* _Stated problem_:
Pictures don't belong in the copy; print all the records exactly.

[Items from a dataset]
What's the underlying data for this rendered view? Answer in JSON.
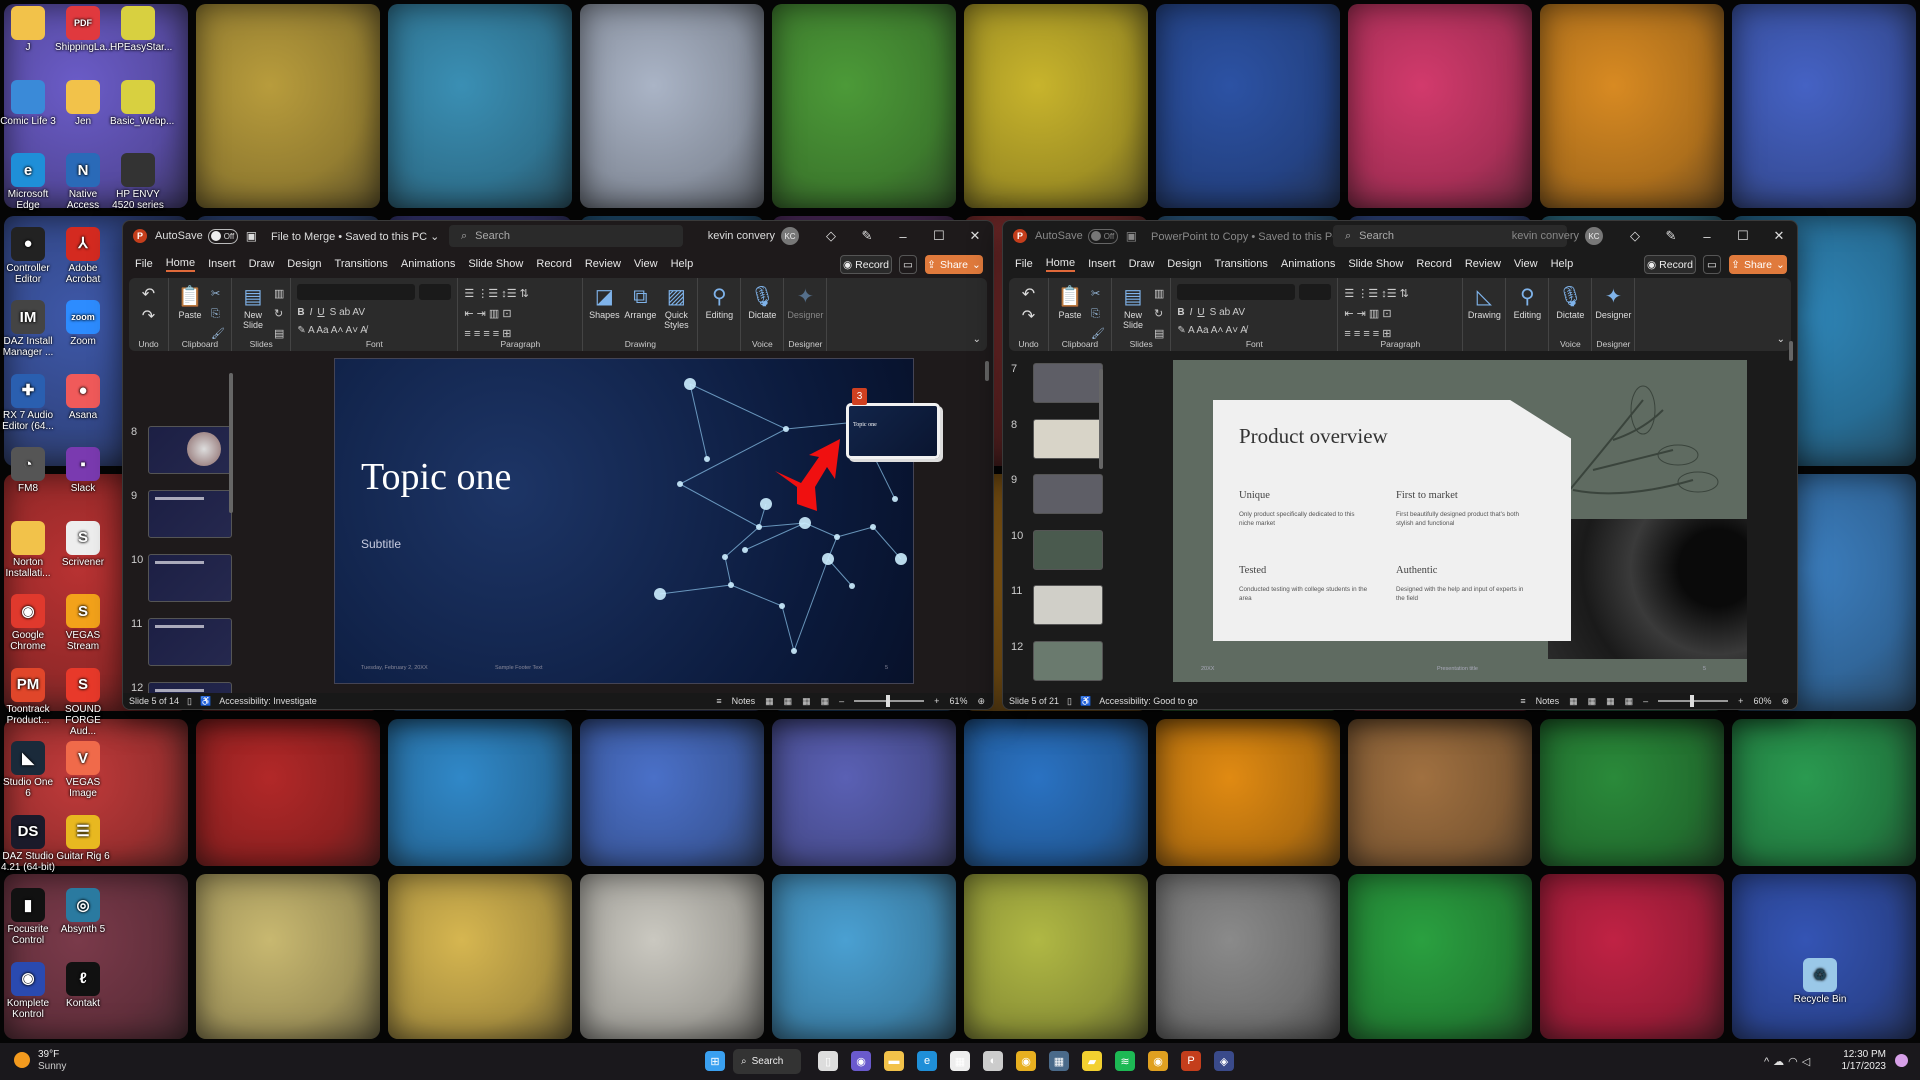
{
  "desktop": {
    "icons": [
      [
        "J",
        "ShippingLa...",
        "HPEasyStar..."
      ],
      [
        "Comic Life 3",
        "Jen",
        "Basic_Webp..."
      ],
      [
        "Microsoft Edge",
        "Native Access",
        "HP ENVY 4520 series"
      ],
      [
        "Controller Editor",
        "Adobe Acrobat"
      ],
      [
        "DAZ Install Manager ...",
        "Zoom"
      ],
      [
        "RX 7 Audio Editor (64...",
        "Asana"
      ],
      [
        "FM8",
        "Slack"
      ],
      [
        "Norton Installati...",
        "Scrivener"
      ],
      [
        "Google Chrome",
        "VEGAS Stream"
      ],
      [
        "Toontrack Product...",
        "SOUND FORGE Aud..."
      ],
      [
        "Studio One 6",
        "VEGAS Image"
      ],
      [
        "DAZ Studio 4.21 (64-bit)",
        "Guitar Rig 6"
      ],
      [
        "Focusrite Control",
        "Absynth 5"
      ],
      [
        "Komplete Kontrol",
        "Kontakt"
      ]
    ],
    "recycle_bin": "Recycle Bin"
  },
  "windows": [
    {
      "active": true,
      "autosave_label": "AutoSave",
      "autosave_state": "Off",
      "title": "File to Merge • Saved to this PC ⌄",
      "search_placeholder": "Search",
      "user_name": "kevin convery",
      "user_initials": "KC",
      "tabs": [
        "File",
        "Home",
        "Insert",
        "Draw",
        "Design",
        "Transitions",
        "Animations",
        "Slide Show",
        "Record",
        "Review",
        "View",
        "Help"
      ],
      "active_tab": "Home",
      "record_label": "Record",
      "share_label": "Share",
      "ribbon": [
        {
          "label": "Undo",
          "buttons": []
        },
        {
          "label": "Clipboard",
          "buttons": [
            "Paste"
          ]
        },
        {
          "label": "Slides",
          "buttons": [
            "New Slide"
          ]
        },
        {
          "label": "Font",
          "font": true
        },
        {
          "label": "Paragraph",
          "para": true
        },
        {
          "label": "Drawing",
          "buttons": [
            "Shapes",
            "Arrange",
            "Quick Styles"
          ]
        },
        {
          "label": "",
          "buttons": [
            "Editing"
          ]
        },
        {
          "label": "Voice",
          "buttons": [
            "Dictate"
          ]
        },
        {
          "label": "Designer",
          "buttons": [
            "Designer"
          ]
        }
      ],
      "thumbnail_numbers": [
        "8",
        "9",
        "10",
        "11",
        "12"
      ],
      "slide": {
        "title": "Topic one",
        "subtitle": "Subtitle",
        "footer_date": "Tuesday, February 2, 20XX",
        "footer_text": "Sample Footer Text",
        "page": "5",
        "drag_count": "3",
        "drag_preview_title": "Topic one"
      },
      "status": {
        "slide_counter": "Slide 5 of 14",
        "accessibility": "Accessibility: Investigate",
        "notes": "Notes",
        "zoom": "61%"
      }
    },
    {
      "active": false,
      "autosave_label": "AutoSave",
      "autosave_state": "Off",
      "title": "PowerPoint to Copy • Saved to this PC ⌄",
      "search_placeholder": "Search",
      "user_name": "kevin convery",
      "user_initials": "KC",
      "tabs": [
        "File",
        "Home",
        "Insert",
        "Draw",
        "Design",
        "Transitions",
        "Animations",
        "Slide Show",
        "Record",
        "Review",
        "View",
        "Help"
      ],
      "active_tab": "Home",
      "record_label": "Record",
      "share_label": "Share",
      "ribbon": [
        {
          "label": "Undo",
          "buttons": []
        },
        {
          "label": "Clipboard",
          "buttons": [
            "Paste"
          ]
        },
        {
          "label": "Slides",
          "buttons": [
            "New Slide"
          ]
        },
        {
          "label": "Font",
          "font": true
        },
        {
          "label": "Paragraph",
          "para": true
        },
        {
          "label": "",
          "buttons": [
            "Drawing"
          ]
        },
        {
          "label": "",
          "buttons": [
            "Editing"
          ]
        },
        {
          "label": "Voice",
          "buttons": [
            "Dictate"
          ]
        },
        {
          "label": "Designer",
          "buttons": [
            "Designer"
          ]
        }
      ],
      "thumbnail_numbers": [
        "7",
        "8",
        "9",
        "10",
        "11",
        "12"
      ],
      "slide": {
        "title": "Product overview",
        "items": [
          {
            "heading": "Unique",
            "text": "Only product specifically dedicated to this niche market"
          },
          {
            "heading": "First to market",
            "text": "First beautifully designed product that's both stylish and functional"
          },
          {
            "heading": "Tested",
            "text": "Conducted testing with college students in the area"
          },
          {
            "heading": "Authentic",
            "text": "Designed with the help and input of experts in the field"
          }
        ],
        "footer_date": "20XX",
        "footer_text": "Presentation title",
        "page": "5"
      },
      "status": {
        "slide_counter": "Slide 5 of 21",
        "accessibility": "Accessibility: Good to go",
        "notes": "Notes",
        "zoom": "60%"
      }
    }
  ],
  "taskbar": {
    "weather_temp": "39°F",
    "weather_desc": "Sunny",
    "search_label": "Search",
    "time": "12:30 PM",
    "date": "1/17/2023",
    "apps": [
      "start-icon",
      "task-view-icon",
      "teams-icon",
      "file-explorer-icon",
      "edge-icon",
      "store-icon",
      "alienware-icon",
      "chrome-icon",
      "calculator-icon",
      "sticky-notes-icon",
      "spotify-icon",
      "chrome-profile-icon",
      "powerpoint-icon",
      "app-icon"
    ]
  },
  "colors": {
    "accent": "#e07a3c",
    "ppt": "#c43e1c"
  }
}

* _Solution below_:
What's the underlying data for this rendered view? Answer in JSON.
{
  "desktop": {
    "icons": [
      [
        "J",
        "ShippingLa...",
        "HPEasyStar..."
      ],
      [
        "Comic Life 3",
        "Jen",
        "Basic_Webp..."
      ],
      [
        "Microsoft Edge",
        "Native Access",
        "HP ENVY 4520 series"
      ],
      [
        "Controller Editor",
        "Adobe Acrobat"
      ],
      [
        "DAZ Install Manager ...",
        "Zoom"
      ],
      [
        "RX 7 Audio Editor (64...",
        "Asana"
      ],
      [
        "FM8",
        "Slack"
      ],
      [
        "Norton Installati...",
        "Scrivener"
      ],
      [
        "Google Chrome",
        "VEGAS Stream"
      ],
      [
        "Toontrack Product...",
        "SOUND FORGE Aud..."
      ],
      [
        "Studio One 6",
        "VEGAS Image"
      ],
      [
        "DAZ Studio 4.21 (64-bit)",
        "Guitar Rig 6"
      ],
      [
        "Focusrite Control",
        "Absynth 5"
      ],
      [
        "Komplete Kontrol",
        "Kontakt"
      ]
    ],
    "recycle_bin": "Recycle Bin"
  },
  "windows": [
    {
      "active": true,
      "autosave_label": "AutoSave",
      "autosave_state": "Off",
      "title": "File to Merge • Saved to this PC ⌄",
      "search_placeholder": "Search",
      "user_name": "kevin convery",
      "user_initials": "KC",
      "tabs": [
        "File",
        "Home",
        "Insert",
        "Draw",
        "Design",
        "Transitions",
        "Animations",
        "Slide Show",
        "Record",
        "Review",
        "View",
        "Help"
      ],
      "active_tab": "Home",
      "record_label": "Record",
      "share_label": "Share",
      "ribbon": [
        {
          "label": "Undo",
          "buttons": []
        },
        {
          "label": "Clipboard",
          "buttons": [
            "Paste"
          ]
        },
        {
          "label": "Slides",
          "buttons": [
            "New Slide"
          ]
        },
        {
          "label": "Font",
          "font": true
        },
        {
          "label": "Paragraph",
          "para": true
        },
        {
          "label": "Drawing",
          "buttons": [
            "Shapes",
            "Arrange",
            "Quick Styles"
          ]
        },
        {
          "label": "",
          "buttons": [
            "Editing"
          ]
        },
        {
          "label": "Voice",
          "buttons": [
            "Dictate"
          ]
        },
        {
          "label": "Designer",
          "buttons": [
            "Designer"
          ]
        }
      ],
      "thumbnail_numbers": [
        "8",
        "9",
        "10",
        "11",
        "12"
      ],
      "slide": {
        "title": "Topic one",
        "subtitle": "Subtitle",
        "footer_date": "Tuesday, February 2, 20XX",
        "footer_text": "Sample Footer Text",
        "page": "5",
        "drag_count": "3",
        "drag_preview_title": "Topic one"
      },
      "status": {
        "slide_counter": "Slide 5 of 14",
        "accessibility": "Accessibility: Investigate",
        "notes": "Notes",
        "zoom": "61%"
      }
    },
    {
      "active": false,
      "autosave_label": "AutoSave",
      "autosave_state": "Off",
      "title": "PowerPoint to Copy • Saved to this PC ⌄",
      "search_placeholder": "Search",
      "user_name": "kevin convery",
      "user_initials": "KC",
      "tabs": [
        "File",
        "Home",
        "Insert",
        "Draw",
        "Design",
        "Transitions",
        "Animations",
        "Slide Show",
        "Record",
        "Review",
        "View",
        "Help"
      ],
      "active_tab": "Home",
      "record_label": "Record",
      "share_label": "Share",
      "ribbon": [
        {
          "label": "Undo",
          "buttons": []
        },
        {
          "label": "Clipboard",
          "buttons": [
            "Paste"
          ]
        },
        {
          "label": "Slides",
          "buttons": [
            "New Slide"
          ]
        },
        {
          "label": "Font",
          "font": true
        },
        {
          "label": "Paragraph",
          "para": true
        },
        {
          "label": "",
          "buttons": [
            "Drawing"
          ]
        },
        {
          "label": "",
          "buttons": [
            "Editing"
          ]
        },
        {
          "label": "Voice",
          "buttons": [
            "Dictate"
          ]
        },
        {
          "label": "Designer",
          "buttons": [
            "Designer"
          ]
        }
      ],
      "thumbnail_numbers": [
        "7",
        "8",
        "9",
        "10",
        "11",
        "12"
      ],
      "slide": {
        "title": "Product overview",
        "items": [
          {
            "heading": "Unique",
            "text": "Only product specifically dedicated to this niche market"
          },
          {
            "heading": "First to market",
            "text": "First beautifully designed product that's both stylish and functional"
          },
          {
            "heading": "Tested",
            "text": "Conducted testing with college students in the area"
          },
          {
            "heading": "Authentic",
            "text": "Designed with the help and input of experts in the field"
          }
        ],
        "footer_date": "20XX",
        "footer_text": "Presentation title",
        "page": "5"
      },
      "status": {
        "slide_counter": "Slide 5 of 21",
        "accessibility": "Accessibility: Good to go",
        "notes": "Notes",
        "zoom": "60%"
      }
    }
  ],
  "taskbar": {
    "weather_temp": "39°F",
    "weather_desc": "Sunny",
    "search_label": "Search",
    "time": "12:30 PM",
    "date": "1/17/2023",
    "apps": [
      "start-icon",
      "task-view-icon",
      "teams-icon",
      "file-explorer-icon",
      "edge-icon",
      "store-icon",
      "alienware-icon",
      "chrome-icon",
      "calculator-icon",
      "sticky-notes-icon",
      "spotify-icon",
      "chrome-profile-icon",
      "powerpoint-icon",
      "app-icon"
    ]
  },
  "colors": {
    "accent": "#e07a3c",
    "ppt": "#c43e1c"
  }
}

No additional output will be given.